**Source records**
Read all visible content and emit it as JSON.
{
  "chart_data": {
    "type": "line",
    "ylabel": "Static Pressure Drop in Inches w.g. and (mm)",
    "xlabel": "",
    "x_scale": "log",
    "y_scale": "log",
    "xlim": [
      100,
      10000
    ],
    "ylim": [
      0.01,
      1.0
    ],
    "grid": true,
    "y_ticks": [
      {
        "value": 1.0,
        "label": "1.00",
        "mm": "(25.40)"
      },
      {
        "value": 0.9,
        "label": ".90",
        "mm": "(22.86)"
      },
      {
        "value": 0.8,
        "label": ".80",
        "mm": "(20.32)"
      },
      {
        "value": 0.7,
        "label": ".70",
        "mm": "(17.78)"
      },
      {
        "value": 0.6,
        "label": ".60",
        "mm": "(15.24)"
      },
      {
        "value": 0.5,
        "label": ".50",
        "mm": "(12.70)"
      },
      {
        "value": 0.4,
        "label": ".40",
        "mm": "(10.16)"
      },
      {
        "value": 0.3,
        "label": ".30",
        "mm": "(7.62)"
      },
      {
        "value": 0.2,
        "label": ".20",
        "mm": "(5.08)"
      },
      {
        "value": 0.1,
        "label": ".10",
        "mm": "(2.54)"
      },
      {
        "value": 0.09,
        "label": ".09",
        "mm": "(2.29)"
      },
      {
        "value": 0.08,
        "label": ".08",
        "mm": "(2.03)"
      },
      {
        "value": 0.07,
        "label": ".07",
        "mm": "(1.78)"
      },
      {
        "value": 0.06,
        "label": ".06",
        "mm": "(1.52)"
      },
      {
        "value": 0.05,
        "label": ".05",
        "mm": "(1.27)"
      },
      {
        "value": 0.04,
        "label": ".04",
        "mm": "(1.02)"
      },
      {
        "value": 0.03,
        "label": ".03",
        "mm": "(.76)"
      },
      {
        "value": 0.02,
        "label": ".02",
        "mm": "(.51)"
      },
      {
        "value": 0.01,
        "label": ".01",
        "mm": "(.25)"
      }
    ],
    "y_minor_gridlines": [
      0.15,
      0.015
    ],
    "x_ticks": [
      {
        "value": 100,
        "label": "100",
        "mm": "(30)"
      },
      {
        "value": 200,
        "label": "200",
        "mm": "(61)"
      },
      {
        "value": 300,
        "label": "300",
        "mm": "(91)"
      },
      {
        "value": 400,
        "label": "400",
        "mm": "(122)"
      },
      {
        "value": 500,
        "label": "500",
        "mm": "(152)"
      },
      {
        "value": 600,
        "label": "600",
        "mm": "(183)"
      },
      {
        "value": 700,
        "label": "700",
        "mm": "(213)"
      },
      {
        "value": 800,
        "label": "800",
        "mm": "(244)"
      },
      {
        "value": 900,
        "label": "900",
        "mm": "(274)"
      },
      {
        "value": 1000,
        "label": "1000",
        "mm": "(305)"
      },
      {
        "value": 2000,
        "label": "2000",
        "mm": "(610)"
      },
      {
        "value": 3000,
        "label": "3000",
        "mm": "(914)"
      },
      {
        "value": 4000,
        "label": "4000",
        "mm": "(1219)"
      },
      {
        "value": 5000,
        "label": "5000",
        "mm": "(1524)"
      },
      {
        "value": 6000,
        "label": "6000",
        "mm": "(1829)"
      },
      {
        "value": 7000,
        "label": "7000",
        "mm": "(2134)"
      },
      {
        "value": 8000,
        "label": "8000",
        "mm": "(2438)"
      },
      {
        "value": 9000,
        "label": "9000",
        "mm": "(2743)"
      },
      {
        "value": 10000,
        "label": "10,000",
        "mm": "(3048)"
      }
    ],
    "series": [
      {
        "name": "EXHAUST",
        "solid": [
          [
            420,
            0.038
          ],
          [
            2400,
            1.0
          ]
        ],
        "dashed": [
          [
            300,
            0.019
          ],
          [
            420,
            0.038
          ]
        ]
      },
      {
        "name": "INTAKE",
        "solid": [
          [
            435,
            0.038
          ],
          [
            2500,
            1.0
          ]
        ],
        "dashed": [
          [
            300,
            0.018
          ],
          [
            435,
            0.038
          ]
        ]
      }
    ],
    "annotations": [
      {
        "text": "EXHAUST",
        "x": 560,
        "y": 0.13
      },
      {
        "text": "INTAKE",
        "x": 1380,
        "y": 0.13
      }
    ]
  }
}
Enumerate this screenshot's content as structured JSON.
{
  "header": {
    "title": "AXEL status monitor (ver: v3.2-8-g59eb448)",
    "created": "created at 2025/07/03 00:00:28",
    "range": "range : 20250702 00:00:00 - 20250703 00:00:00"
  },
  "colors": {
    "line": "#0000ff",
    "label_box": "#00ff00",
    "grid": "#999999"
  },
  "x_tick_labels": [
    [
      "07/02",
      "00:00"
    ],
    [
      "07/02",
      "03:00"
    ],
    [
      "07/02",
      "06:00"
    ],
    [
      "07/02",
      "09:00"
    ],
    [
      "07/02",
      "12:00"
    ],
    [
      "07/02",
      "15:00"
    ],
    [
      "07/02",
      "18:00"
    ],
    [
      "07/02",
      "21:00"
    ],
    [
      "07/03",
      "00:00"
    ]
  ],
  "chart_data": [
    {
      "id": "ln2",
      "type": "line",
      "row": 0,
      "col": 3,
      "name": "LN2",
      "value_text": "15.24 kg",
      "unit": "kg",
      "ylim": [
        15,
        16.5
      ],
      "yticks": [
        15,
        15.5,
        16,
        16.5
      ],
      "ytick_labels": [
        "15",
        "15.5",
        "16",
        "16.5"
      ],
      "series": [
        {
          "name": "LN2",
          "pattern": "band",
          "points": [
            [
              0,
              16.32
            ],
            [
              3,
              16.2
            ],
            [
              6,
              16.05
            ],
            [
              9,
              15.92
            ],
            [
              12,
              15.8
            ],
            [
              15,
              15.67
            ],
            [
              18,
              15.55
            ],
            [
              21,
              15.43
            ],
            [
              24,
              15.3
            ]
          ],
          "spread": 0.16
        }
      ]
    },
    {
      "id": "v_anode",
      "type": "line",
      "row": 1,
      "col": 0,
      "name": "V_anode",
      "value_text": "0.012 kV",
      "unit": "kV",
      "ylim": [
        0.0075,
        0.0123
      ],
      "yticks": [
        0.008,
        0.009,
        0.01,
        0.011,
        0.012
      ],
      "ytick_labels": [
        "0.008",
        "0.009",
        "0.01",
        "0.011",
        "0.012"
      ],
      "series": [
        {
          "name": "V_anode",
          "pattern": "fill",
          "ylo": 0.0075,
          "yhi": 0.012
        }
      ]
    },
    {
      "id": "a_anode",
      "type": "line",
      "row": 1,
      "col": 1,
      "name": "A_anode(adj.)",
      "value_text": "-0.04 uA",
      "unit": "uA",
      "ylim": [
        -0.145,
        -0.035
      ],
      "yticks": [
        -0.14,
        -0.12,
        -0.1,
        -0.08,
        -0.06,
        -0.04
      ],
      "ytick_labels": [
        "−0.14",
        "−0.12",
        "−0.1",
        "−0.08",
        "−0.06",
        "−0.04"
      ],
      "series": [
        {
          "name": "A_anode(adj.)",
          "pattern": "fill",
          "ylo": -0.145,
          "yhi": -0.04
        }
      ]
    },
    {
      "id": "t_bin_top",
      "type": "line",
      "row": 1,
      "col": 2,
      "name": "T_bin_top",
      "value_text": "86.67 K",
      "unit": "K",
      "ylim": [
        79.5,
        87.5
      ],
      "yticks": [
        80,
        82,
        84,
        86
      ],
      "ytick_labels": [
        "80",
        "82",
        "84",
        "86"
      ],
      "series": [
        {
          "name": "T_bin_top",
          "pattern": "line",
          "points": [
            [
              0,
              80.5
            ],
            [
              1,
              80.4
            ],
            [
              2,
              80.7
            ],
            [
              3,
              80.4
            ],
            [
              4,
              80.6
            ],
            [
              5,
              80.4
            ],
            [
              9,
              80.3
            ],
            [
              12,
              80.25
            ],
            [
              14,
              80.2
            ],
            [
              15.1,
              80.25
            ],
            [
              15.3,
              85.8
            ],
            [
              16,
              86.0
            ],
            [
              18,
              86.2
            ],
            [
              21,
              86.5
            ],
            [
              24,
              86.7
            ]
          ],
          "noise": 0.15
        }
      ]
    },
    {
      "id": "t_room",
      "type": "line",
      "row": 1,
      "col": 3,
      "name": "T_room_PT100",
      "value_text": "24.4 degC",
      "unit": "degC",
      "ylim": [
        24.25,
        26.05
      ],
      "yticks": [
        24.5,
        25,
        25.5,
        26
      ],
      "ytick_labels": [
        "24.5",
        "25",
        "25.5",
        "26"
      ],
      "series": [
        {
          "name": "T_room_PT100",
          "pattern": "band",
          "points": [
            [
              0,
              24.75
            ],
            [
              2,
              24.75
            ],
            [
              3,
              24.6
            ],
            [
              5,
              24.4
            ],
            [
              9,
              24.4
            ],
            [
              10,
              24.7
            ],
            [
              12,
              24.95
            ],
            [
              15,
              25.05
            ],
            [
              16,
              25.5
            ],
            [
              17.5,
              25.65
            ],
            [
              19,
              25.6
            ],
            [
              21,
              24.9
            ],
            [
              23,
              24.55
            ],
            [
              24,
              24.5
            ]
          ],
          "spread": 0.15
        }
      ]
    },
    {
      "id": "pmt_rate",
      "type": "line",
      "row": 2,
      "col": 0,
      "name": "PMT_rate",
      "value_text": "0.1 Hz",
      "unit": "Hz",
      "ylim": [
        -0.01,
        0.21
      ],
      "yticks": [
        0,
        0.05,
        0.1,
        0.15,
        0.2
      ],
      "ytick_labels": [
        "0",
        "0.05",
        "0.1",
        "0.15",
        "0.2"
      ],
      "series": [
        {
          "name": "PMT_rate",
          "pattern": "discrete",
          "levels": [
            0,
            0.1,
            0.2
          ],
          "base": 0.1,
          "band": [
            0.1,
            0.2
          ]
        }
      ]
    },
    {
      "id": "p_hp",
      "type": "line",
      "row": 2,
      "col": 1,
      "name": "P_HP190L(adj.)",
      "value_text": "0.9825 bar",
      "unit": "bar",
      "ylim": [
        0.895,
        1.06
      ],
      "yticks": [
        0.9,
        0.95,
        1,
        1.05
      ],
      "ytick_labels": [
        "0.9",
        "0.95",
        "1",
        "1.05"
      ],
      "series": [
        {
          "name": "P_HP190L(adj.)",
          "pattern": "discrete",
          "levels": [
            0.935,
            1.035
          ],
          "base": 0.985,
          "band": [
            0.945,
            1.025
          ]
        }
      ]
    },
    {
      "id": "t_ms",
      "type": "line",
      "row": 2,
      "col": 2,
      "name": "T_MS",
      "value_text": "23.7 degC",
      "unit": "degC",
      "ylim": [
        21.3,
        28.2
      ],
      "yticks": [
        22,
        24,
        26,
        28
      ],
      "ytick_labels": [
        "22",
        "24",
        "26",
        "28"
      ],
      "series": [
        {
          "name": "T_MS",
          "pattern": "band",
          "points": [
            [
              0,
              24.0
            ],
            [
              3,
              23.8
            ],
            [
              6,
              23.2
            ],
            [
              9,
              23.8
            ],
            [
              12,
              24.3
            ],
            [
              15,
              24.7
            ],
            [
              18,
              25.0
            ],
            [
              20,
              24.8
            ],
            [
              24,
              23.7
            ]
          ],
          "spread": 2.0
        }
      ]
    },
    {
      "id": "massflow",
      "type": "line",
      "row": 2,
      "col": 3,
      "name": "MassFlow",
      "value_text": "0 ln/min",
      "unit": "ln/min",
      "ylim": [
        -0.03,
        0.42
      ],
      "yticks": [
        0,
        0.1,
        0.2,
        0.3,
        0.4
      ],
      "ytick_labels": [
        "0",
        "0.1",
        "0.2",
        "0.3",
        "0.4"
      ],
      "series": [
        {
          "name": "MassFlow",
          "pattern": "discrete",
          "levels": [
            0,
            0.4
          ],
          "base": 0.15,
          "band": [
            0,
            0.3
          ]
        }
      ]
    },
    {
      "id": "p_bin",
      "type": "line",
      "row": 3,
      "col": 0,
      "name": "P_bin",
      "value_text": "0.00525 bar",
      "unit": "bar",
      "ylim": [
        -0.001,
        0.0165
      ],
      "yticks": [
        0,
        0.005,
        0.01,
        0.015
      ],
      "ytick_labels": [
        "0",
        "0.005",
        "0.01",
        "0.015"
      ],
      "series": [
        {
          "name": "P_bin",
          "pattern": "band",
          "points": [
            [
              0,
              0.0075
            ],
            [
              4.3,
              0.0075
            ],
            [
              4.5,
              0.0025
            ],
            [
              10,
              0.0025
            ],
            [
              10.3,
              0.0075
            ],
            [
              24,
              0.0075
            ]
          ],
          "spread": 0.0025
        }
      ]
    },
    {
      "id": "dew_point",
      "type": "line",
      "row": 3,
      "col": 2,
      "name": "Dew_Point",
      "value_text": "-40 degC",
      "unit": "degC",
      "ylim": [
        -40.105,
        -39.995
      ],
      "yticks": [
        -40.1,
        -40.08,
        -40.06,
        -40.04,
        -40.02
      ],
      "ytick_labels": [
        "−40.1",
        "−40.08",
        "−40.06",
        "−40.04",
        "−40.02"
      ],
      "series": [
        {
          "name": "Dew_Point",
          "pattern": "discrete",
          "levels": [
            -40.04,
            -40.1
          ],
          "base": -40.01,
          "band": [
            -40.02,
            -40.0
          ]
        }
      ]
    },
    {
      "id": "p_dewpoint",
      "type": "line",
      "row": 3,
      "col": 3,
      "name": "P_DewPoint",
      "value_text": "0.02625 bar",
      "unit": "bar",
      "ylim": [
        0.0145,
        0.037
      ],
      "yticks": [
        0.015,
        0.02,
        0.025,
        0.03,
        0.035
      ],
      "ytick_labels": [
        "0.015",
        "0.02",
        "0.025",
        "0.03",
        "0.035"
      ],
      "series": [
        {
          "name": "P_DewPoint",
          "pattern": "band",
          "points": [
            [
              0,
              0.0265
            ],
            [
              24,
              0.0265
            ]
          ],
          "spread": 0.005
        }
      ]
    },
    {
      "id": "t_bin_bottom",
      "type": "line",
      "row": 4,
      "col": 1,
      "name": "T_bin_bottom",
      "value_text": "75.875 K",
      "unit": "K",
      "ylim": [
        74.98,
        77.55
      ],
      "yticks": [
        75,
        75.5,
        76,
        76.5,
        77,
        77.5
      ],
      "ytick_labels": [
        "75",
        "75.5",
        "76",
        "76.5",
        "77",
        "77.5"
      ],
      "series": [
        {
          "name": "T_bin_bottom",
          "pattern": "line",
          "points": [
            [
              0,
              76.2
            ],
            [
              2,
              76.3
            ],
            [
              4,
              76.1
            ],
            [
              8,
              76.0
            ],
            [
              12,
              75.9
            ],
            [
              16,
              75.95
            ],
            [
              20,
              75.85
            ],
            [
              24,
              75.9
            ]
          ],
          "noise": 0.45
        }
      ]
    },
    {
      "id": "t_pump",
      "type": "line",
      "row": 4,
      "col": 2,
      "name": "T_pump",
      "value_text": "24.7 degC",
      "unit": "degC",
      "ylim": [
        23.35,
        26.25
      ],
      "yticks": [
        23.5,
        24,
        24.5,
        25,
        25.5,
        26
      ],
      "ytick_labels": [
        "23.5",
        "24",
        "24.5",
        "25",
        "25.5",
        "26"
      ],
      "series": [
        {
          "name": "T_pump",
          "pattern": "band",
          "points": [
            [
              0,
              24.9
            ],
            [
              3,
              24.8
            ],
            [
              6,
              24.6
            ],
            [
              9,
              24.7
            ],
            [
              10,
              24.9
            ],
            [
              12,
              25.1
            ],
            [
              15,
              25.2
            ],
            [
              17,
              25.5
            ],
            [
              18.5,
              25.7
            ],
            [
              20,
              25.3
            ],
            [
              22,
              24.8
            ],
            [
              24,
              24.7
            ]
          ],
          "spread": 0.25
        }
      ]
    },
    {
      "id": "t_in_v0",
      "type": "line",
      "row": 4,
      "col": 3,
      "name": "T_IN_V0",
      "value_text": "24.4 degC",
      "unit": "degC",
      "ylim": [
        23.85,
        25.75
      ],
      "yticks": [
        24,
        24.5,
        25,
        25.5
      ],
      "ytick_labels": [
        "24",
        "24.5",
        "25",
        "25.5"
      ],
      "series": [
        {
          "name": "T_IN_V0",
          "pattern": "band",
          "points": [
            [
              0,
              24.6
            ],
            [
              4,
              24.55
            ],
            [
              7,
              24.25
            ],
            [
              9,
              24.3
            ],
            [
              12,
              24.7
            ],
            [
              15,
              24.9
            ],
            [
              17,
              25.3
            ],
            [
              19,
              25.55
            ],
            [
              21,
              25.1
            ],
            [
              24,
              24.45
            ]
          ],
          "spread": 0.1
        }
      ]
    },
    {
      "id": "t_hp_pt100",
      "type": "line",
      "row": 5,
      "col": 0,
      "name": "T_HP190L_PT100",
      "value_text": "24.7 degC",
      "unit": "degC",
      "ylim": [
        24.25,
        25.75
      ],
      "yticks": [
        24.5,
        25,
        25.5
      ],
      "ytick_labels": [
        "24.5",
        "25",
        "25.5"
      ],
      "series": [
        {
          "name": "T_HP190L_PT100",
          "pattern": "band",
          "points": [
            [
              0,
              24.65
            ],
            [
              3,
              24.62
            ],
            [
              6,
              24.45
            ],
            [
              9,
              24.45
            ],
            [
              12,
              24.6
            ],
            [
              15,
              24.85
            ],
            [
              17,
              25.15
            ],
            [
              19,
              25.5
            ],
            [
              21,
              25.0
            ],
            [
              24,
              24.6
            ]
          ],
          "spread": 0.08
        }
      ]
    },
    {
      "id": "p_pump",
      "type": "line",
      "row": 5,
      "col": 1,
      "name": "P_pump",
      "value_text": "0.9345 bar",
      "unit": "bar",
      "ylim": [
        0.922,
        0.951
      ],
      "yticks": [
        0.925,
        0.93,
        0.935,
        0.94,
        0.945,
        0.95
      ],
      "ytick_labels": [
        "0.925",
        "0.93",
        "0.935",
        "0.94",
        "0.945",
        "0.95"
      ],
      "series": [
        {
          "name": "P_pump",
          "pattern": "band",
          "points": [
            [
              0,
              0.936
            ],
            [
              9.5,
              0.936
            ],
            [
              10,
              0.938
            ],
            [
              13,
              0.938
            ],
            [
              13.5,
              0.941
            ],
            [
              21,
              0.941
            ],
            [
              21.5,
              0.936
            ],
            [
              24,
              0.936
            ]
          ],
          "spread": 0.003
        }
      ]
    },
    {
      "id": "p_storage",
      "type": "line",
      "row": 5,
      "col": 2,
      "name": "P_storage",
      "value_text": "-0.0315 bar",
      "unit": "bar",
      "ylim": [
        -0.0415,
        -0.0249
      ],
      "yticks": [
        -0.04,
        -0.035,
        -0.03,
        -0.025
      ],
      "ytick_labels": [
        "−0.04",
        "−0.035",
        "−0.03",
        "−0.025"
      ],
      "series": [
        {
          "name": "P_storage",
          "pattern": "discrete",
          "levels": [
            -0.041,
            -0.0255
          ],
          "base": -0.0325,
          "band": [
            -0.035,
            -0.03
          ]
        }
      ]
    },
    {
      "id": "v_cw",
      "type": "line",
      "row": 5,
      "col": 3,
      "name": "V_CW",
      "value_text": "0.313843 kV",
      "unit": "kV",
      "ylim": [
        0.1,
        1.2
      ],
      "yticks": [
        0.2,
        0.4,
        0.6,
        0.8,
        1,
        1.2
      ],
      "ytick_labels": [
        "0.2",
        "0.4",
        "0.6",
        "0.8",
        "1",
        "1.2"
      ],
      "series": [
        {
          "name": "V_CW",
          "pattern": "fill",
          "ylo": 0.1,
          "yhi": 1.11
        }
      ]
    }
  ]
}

**Directions for this task**
In the material above, find each line that contains the word "base", and select it.

**Right answer**
          "base": 0.1,
          "base": 0.985,
          "base": 0.15,
          "base": -40.01,
          "base": -0.0325,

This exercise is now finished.